— To do —
Please copy every line of the records below that holds the word "nanoparticles".

— Material supplied —
┄┄┄┄┄┄┄┄┄┄┄┄┄┄┄┄┄┄┄┄

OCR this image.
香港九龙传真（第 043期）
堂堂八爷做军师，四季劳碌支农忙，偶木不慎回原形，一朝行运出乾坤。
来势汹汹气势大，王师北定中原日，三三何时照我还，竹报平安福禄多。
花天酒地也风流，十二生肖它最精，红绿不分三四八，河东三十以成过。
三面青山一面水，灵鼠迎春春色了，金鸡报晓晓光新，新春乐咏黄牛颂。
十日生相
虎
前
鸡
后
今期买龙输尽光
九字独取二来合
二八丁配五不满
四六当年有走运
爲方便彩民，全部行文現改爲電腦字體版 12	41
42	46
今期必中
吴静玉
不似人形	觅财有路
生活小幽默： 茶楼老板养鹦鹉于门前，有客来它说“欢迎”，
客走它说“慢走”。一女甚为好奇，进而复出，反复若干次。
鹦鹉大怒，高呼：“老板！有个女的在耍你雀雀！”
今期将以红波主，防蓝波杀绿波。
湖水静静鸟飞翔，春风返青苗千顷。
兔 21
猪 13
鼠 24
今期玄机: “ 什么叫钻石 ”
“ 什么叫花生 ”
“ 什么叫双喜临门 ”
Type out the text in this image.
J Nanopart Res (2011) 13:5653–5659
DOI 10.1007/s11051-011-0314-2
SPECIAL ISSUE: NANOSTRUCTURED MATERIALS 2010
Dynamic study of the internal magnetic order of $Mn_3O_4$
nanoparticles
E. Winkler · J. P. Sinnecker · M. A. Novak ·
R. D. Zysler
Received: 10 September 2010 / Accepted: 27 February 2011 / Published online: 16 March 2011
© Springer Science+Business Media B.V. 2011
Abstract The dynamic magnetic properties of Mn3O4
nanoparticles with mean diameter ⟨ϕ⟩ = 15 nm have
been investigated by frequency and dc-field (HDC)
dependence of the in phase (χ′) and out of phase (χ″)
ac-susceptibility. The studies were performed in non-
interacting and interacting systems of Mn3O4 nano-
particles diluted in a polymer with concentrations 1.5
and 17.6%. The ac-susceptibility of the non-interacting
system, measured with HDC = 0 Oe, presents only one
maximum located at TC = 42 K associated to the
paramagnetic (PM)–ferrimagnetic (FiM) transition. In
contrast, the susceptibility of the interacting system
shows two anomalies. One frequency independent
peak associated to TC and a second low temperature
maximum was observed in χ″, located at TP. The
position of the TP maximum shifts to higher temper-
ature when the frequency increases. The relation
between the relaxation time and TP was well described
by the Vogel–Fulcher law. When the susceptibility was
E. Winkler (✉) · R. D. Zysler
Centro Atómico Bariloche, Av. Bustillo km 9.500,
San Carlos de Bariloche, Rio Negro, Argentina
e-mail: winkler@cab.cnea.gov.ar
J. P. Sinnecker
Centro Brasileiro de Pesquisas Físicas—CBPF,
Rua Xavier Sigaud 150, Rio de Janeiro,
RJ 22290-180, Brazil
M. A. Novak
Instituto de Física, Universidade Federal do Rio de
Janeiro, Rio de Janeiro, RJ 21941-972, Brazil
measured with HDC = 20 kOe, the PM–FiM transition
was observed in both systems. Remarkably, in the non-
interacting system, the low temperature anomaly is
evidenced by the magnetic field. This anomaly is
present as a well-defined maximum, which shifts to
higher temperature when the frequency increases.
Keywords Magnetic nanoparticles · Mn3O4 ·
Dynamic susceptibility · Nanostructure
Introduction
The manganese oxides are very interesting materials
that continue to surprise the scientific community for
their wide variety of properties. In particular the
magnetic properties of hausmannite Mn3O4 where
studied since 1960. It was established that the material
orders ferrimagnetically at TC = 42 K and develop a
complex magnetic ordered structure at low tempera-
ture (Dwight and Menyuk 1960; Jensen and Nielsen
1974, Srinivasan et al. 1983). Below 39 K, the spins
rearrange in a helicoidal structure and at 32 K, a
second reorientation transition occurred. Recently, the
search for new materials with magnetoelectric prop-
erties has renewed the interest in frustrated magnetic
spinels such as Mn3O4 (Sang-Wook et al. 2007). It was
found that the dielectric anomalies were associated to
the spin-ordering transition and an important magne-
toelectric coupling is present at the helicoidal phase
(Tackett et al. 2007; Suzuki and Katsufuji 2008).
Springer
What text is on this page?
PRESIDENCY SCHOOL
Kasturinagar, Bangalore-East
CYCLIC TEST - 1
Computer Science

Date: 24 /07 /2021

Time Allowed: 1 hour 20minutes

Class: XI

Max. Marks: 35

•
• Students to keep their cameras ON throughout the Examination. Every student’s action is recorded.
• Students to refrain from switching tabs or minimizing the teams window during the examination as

┄┄┄┄┄┄┄┄┄┄┄┄┄┄┄┄┄┄┄┄

— Solved problem —
nanoparticles
nanoparticles with mean diameter ⟨ϕ⟩ = 15 nm have
Keywords Magnetic nanoparticles · Mn3O4 ·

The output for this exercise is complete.